[TASK OBJECTIVE]:
Your answer should be one number: how many lines of the data include the string "liquidi"?

[Recorded data]
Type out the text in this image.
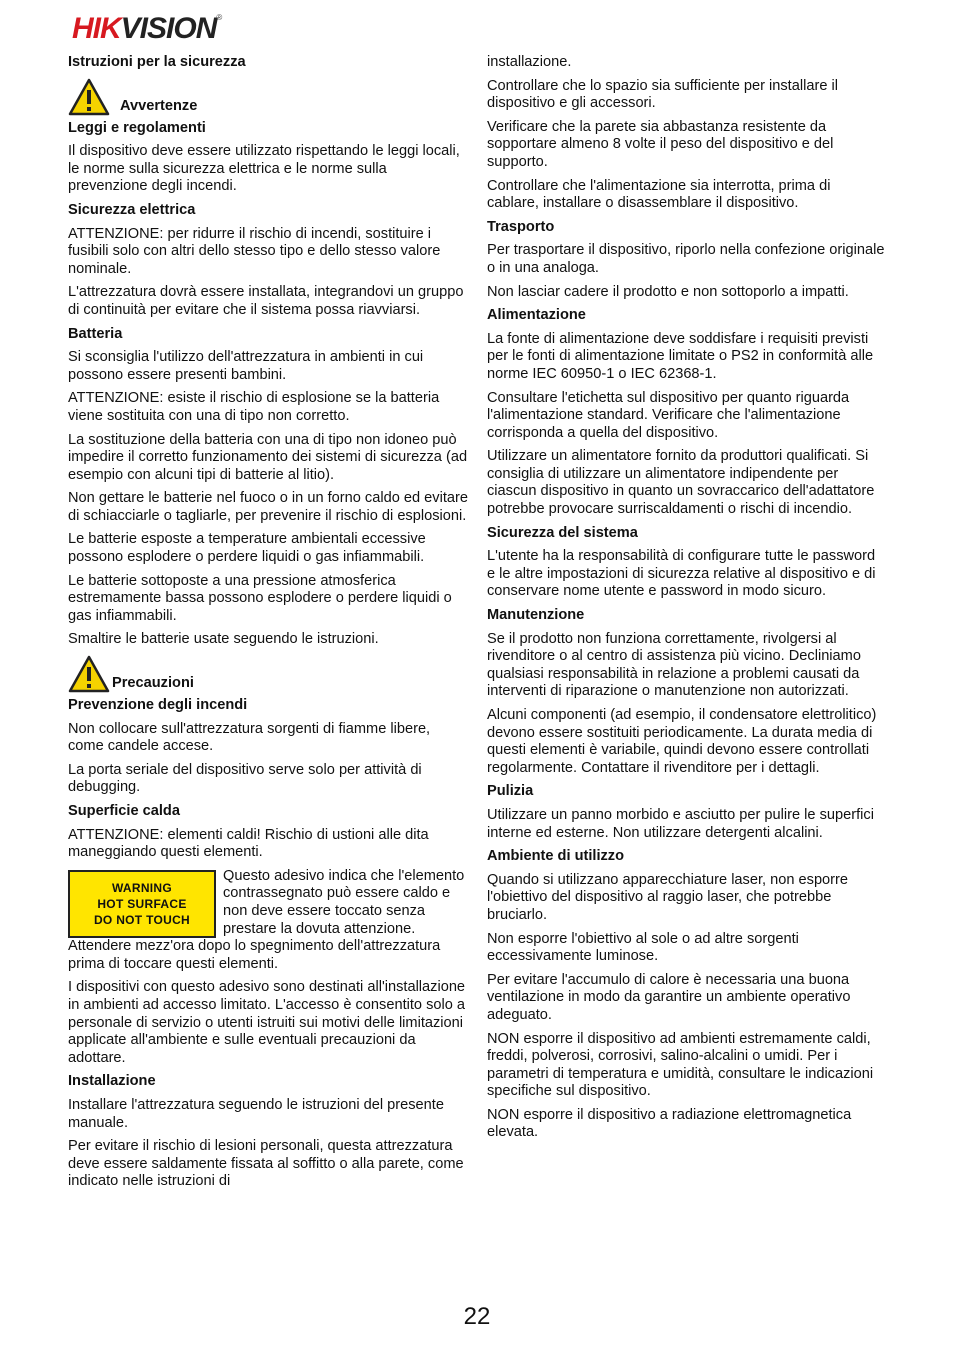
HIKVISION®
Istruzioni per la sicurezza
Avvertenze
Leggi e regolamenti

Il dispositivo deve essere utilizzato rispettando le leggi locali, le norme sulla sicurezza elettrica e le norme sulla prevenzione degli incendi.

Sicurezza elettrica

ATTENZIONE: per ridurre il rischio di incendi, sostituire i fusibili solo con altri dello stesso tipo e dello stesso valore nominale.

L'attrezzatura dovrà essere installata, integrandovi un gruppo di continuità per evitare che il sistema possa riavviarsi.

Batteria

Si sconsiglia l'utilizzo dell'attrezzatura in ambienti in cui possono essere presenti bambini.

ATTENZIONE: esiste il rischio di esplosione se la batteria viene sostituita con una di tipo non corretto.

La sostituzione della batteria con una di tipo non idoneo può impedire il corretto funzionamento dei sistemi di sicurezza (ad esempio con alcuni tipi di batterie al litio).

Non gettare le batterie nel fuoco o in un forno caldo ed evitare di schiacciarle o tagliarle, per prevenire il rischio di esplosioni.

Le batterie esposte a temperature ambientali eccessive possono esplodere o perdere liquidi o gas infiammabili.

Le batterie sottoposte a una pressione atmosferica estremamente bassa possono esplodere o perdere liquidi o gas infiammabili.

Smaltire le batterie usate seguendo le istruzioni.

Precauzioni
Prevenzione degli incendi

Non collocare sull'attrezzatura sorgenti di fiamme libere, come candele accese.

La porta seriale del dispositivo serve solo per attività di debugging.

Superficie calda

ATTENZIONE: elementi caldi! Rischio di ustioni alle dita maneggiando questi elementi.

WARNING
HOT SURFACE
DO NOT TOUCH

Questo adesivo indica che l'elemento contrassegnato può essere caldo e non deve essere toccato senza prestare la dovuta attenzione. Attendere mezz'ora dopo lo spegnimento dell'attrezzatura prima di toccare questi elementi.

I dispositivi con questo adesivo sono destinati all'installazione in ambienti ad accesso limitato. L'accesso è consentito solo a personale di servizio o utenti istruiti sui motivi delle limitazioni applicate all'ambiente e sulle eventuali precauzioni da adottare.

Installazione

Installare l'attrezzatura seguendo le istruzioni del presente manuale.

Per evitare il rischio di lesioni personali, questa attrezzatura deve essere saldamente fissata al soffitto o alla parete, come indicato nelle istruzioni di

installazione.

Controllare che lo spazio sia sufficiente per installare il dispositivo e gli accessori.

Verificare che la parete sia abbastanza resistente da sopportare almeno 8 volte il peso del dispositivo e del supporto.

Controllare che l'alimentazione sia interrotta, prima di cablare, installare o disassemblare il dispositivo.

Trasporto

Per trasportare il dispositivo, riporlo nella confezione originale o in una analoga.

Non lasciar cadere il prodotto e non sottoporlo a impatti.

Alimentazione

La fonte di alimentazione deve soddisfare i requisiti previsti per le fonti di alimentazione limitate o PS2 in conformità alle norme IEC 60950-1 o IEC 62368-1.

Consultare l'etichetta sul dispositivo per quanto riguarda l'alimentazione standard. Verificare che l'alimentazione corrisponda a quella del dispositivo.

Utilizzare un alimentatore fornito da produttori qualificati. Si consiglia di utilizzare un alimentatore indipendente per ciascun dispositivo in quanto un sovraccarico dell'adattatore potrebbe provocare surriscaldamenti o rischi di incendio.

Sicurezza del sistema

L'utente ha la responsabilità di configurare tutte le password e le altre impostazioni di sicurezza relative al dispositivo e di conservare nome utente e password in modo sicuro.

Manutenzione

Se il prodotto non funziona correttamente, rivolgersi al rivenditore o al centro di assistenza più vicino. Decliniamo qualsiasi responsabilità in relazione a problemi causati da interventi di riparazione o manutenzione non autorizzati.

Alcuni componenti (ad esempio, il condensatore elettrolitico) devono essere sostituiti periodicamente. La durata media di questi elementi è variabile, quindi devono essere controllati regolarmente. Contattare il rivenditore per i dettagli.

Pulizia

Utilizzare un panno morbido e asciutto per pulire le superfici interne ed esterne. Non utilizzare detergenti alcalini.

Ambiente di utilizzo

Quando si utilizzano apparecchiature laser, non esporre l'obiettivo del dispositivo al raggio laser, che potrebbe bruciarlo.

Non esporre l'obiettivo al sole o ad altre sorgenti eccessivamente luminose.

Per evitare l'accumulo di calore è necessaria una buona ventilazione in modo da garantire un ambiente operativo adeguato.

NON esporre il dispositivo ad ambienti estremamente caldi, freddi, polverosi, corrosivi, salino-alcalini o umidi. Per i parametri di temperatura e umidità, consultare le indicazioni specifiche sul dispositivo.

NON esporre il dispositivo a radiazione elettromagnetica elevata.

22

[SOLVED EXERCISE]:
2